Return, word for word, every line that follows.

> **DATA SUPPLIED**:
────────

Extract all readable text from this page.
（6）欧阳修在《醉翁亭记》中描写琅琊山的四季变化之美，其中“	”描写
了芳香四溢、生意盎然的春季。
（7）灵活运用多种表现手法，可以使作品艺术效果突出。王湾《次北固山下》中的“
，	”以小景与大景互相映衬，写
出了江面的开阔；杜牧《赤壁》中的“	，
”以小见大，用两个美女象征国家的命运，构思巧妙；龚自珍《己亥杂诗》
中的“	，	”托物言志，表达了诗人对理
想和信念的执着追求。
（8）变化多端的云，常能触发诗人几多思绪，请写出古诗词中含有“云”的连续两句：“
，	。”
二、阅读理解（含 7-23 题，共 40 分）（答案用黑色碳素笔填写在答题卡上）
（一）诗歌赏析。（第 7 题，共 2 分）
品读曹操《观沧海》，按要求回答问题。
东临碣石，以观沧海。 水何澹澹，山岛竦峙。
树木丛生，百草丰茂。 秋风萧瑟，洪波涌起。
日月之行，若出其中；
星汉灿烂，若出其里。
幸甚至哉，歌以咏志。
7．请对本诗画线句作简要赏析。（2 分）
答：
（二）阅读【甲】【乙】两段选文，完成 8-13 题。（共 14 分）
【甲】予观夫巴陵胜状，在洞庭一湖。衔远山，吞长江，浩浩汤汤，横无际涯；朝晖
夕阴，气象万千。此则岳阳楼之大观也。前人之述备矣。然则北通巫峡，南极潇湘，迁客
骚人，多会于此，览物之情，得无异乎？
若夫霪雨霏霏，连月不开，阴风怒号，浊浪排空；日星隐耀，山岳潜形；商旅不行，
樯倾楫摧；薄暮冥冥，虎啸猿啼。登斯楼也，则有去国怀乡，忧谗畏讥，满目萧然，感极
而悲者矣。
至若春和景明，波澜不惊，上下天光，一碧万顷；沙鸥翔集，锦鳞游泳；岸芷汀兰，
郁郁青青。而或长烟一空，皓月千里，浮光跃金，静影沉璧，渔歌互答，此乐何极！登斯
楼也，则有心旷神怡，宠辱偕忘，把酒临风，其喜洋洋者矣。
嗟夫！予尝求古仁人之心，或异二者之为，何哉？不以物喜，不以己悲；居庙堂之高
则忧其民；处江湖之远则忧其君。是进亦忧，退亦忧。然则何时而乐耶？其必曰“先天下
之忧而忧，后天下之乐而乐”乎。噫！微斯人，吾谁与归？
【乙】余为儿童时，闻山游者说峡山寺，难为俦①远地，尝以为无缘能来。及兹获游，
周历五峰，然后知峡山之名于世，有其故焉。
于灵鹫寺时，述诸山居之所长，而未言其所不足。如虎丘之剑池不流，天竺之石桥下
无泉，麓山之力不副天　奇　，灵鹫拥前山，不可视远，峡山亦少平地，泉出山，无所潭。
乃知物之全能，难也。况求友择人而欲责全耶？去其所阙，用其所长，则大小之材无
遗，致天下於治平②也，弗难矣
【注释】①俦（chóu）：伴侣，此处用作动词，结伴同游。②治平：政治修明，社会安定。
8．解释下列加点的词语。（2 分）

────────

> **TASK RESULT**:
Extract all readable text from this page.
（6）欧阳修在《醉翁亭记》中描写琅琊山的四季变化之美，其中“	”描写
了芳香四溢、生意盎然的春季。
（7）灵活运用多种表现手法，可以使作品艺术效果突出。王湾《次北固山下》中的“
，	”以小景与大景互相映衬，写
出了江面的开阔；杜牧《赤壁》中的“	，
”以小见大，用两个美女象征国家的命运，构思巧妙；龚自珍《己亥杂诗》
中的“	，	”托物言志，表达了诗人对理
想和信念的执着追求。
（8）变化多端的云，常能触发诗人几多思绪，请写出古诗词中含有“云”的连续两句：“
，	。”
二、阅读理解（含 7-23 题，共 40 分）（答案用黑色碳素笔填写在答题卡上）
（一）诗歌赏析。（第 7 题，共 2 分）
品读曹操《观沧海》，按要求回答问题。
东临碣石，以观沧海。 水何澹澹，山岛竦峙。
树木丛生，百草丰茂。 秋风萧瑟，洪波涌起。
日月之行，若出其中；
星汉灿烂，若出其里。
幸甚至哉，歌以咏志。
7．请对本诗画线句作简要赏析。（2 分）
答：
（二）阅读【甲】【乙】两段选文，完成 8-13 题。（共 14 分）
【甲】予观夫巴陵胜状，在洞庭一湖。衔远山，吞长江，浩浩汤汤，横无际涯；朝晖
夕阴，气象万千。此则岳阳楼之大观也。前人之述备矣。然则北通巫峡，南极潇湘，迁客
骚人，多会于此，览物之情，得无异乎？
若夫霪雨霏霏，连月不开，阴风怒号，浊浪排空；日星隐耀，山岳潜形；商旅不行，
樯倾楫摧；薄暮冥冥，虎啸猿啼。登斯楼也，则有去国怀乡，忧谗畏讥，满目萧然，感极
而悲者矣。
至若春和景明，波澜不惊，上下天光，一碧万顷；沙鸥翔集，锦鳞游泳；岸芷汀兰，
郁郁青青。而或长烟一空，皓月千里，浮光跃金，静影沉璧，渔歌互答，此乐何极！登斯
楼也，则有心旷神怡，宠辱偕忘，把酒临风，其喜洋洋者矣。
嗟夫！予尝求古仁人之心，或异二者之为，何哉？不以物喜，不以己悲；居庙堂之高
则忧其民；处江湖之远则忧其君。是进亦忧，退亦忧。然则何时而乐耶？其必曰“先天下
之忧而忧，后天下之乐而乐”乎。噫！微斯人，吾谁与归？
【乙】余为儿童时，闻山游者说峡山寺，难为俦①远地，尝以为无缘能来。及兹获游，
周历五峰，然后知峡山之名于世，有其故焉。
于灵鹫寺时，述诸山居之所长，而未言其所不足。如虎丘之剑池不流，天竺之石桥下
无泉，麓山之力不副天　奇　，灵鹫拥前山，不可视远，峡山亦少平地，泉出山，无所潭。
乃知物之全能，难也。况求友择人而欲责全耶？去其所阙，用其所长，则大小之材无
遗，致天下於治平②也，弗难矣
【注释】①俦（chóu）：伴侣，此处用作动词，结伴同游。②治平：政治修明，社会安定。
8．解释下列加点的词语。（2 分）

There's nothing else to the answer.